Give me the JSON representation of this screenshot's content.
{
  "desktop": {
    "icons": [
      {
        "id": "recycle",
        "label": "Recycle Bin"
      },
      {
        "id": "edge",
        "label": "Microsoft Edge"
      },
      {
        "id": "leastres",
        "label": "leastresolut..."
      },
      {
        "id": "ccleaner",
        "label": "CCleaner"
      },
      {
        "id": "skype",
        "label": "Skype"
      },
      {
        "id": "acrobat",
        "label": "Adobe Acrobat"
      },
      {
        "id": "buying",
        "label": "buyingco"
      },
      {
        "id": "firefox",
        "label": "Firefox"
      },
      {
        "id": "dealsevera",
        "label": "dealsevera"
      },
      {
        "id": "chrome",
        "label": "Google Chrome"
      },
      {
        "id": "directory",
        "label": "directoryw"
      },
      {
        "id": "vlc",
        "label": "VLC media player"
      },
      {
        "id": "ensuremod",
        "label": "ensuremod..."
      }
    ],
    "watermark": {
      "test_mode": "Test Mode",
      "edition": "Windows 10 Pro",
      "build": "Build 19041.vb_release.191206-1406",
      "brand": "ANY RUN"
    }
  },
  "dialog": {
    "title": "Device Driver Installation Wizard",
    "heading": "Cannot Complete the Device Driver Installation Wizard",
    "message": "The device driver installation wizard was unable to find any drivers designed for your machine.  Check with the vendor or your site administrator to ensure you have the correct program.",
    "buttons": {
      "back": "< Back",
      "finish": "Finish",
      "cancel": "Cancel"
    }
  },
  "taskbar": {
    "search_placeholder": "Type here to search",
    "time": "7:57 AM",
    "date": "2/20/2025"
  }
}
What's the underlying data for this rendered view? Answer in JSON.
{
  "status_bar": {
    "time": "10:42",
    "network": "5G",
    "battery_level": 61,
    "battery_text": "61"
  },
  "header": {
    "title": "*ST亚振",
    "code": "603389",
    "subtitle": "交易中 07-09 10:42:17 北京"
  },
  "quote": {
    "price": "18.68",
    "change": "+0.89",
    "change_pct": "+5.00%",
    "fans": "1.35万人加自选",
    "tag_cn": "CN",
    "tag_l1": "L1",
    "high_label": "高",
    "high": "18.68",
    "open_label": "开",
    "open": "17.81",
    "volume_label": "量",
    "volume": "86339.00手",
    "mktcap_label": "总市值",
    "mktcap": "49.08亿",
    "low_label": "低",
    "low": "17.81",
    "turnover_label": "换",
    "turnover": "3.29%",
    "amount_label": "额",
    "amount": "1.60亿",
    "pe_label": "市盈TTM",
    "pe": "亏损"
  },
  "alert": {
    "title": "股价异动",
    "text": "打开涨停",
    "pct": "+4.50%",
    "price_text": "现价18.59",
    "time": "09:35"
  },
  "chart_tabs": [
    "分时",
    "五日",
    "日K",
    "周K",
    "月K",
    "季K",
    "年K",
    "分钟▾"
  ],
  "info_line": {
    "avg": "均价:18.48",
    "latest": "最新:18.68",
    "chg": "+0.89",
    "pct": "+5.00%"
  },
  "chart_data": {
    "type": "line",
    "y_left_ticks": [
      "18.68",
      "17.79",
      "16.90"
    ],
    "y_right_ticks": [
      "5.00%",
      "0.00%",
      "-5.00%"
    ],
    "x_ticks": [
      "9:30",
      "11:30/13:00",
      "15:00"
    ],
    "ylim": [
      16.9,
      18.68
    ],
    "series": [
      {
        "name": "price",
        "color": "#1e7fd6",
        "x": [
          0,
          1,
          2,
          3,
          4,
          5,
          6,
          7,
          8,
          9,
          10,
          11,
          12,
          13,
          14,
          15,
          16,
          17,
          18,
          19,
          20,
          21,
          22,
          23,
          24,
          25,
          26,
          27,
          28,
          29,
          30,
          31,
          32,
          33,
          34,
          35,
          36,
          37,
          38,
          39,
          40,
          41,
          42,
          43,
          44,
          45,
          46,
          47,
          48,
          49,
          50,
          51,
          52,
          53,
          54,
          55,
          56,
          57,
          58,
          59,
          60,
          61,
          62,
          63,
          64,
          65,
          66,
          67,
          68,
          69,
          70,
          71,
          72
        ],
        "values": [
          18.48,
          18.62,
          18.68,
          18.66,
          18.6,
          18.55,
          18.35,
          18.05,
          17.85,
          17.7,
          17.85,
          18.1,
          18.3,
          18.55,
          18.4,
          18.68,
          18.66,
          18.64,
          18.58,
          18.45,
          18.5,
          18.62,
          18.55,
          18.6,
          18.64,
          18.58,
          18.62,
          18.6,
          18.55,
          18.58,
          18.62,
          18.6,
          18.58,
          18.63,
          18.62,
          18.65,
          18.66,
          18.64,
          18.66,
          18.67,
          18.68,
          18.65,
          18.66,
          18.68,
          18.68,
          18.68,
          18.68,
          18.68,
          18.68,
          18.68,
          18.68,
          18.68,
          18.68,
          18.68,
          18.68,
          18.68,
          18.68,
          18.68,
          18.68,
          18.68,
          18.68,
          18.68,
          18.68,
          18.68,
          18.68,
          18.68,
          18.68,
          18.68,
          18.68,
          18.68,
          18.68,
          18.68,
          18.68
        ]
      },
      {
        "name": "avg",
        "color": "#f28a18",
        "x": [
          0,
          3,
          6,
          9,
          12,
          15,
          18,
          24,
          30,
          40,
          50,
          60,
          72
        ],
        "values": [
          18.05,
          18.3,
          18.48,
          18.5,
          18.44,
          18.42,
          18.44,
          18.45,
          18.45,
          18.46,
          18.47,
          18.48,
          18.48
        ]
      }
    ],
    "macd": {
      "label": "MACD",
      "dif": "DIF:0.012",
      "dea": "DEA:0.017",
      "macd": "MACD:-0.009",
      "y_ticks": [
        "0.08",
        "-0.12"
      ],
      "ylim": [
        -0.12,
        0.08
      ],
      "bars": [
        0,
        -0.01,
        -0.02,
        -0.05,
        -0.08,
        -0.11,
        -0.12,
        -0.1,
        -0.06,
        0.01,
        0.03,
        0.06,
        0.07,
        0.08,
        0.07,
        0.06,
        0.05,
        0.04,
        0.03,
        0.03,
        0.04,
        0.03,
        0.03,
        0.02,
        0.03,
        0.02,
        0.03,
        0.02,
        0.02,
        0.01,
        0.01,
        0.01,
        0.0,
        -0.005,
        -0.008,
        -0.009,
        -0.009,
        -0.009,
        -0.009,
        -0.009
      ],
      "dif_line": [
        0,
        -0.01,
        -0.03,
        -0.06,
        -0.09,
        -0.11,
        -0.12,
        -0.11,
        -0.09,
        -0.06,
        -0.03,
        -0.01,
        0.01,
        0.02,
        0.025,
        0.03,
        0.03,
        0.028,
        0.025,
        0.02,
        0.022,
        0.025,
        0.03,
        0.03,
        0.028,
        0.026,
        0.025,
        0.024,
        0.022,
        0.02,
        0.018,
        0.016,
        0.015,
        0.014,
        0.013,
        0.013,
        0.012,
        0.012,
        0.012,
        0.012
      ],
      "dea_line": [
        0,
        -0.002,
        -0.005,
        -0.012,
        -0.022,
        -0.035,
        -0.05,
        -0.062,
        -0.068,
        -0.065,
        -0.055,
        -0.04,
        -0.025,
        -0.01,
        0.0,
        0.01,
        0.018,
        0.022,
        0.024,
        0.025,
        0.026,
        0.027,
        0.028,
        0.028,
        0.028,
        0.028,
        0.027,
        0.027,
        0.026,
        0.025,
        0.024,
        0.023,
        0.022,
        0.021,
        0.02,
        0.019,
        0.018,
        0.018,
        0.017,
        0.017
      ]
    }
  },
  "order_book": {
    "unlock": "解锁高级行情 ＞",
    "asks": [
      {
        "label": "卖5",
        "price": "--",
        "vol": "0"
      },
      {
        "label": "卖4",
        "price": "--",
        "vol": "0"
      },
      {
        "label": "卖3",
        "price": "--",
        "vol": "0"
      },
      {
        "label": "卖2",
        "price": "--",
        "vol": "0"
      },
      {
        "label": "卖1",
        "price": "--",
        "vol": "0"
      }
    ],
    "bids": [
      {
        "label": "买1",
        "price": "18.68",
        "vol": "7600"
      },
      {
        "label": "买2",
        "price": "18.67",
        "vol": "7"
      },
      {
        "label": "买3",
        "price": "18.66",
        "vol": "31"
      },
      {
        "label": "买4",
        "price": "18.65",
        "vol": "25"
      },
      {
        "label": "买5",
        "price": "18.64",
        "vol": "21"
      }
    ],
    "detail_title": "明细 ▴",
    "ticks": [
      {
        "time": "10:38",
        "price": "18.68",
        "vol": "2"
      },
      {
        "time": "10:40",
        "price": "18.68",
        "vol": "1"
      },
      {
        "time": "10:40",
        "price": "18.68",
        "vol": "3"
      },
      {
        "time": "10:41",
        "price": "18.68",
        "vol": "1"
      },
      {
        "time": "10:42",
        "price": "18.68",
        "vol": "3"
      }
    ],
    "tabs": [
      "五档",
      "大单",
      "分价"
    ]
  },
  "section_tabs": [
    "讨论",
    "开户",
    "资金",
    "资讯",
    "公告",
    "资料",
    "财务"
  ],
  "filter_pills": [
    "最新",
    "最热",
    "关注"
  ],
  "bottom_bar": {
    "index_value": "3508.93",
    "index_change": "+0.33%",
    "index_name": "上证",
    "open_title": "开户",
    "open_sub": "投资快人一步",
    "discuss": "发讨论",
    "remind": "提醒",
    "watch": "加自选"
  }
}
━━━━━━━━━━━━━━━━━━━━━━━━━━━━━━
• [WHAT IS BEING ASKED]:
Collect, from the material above, every line containing the word "this".

• [TASK OUTPUT]:
Give me the JSON representation of this screenshot's content.
What's the underlying data for this rendered view? Answer in JSON.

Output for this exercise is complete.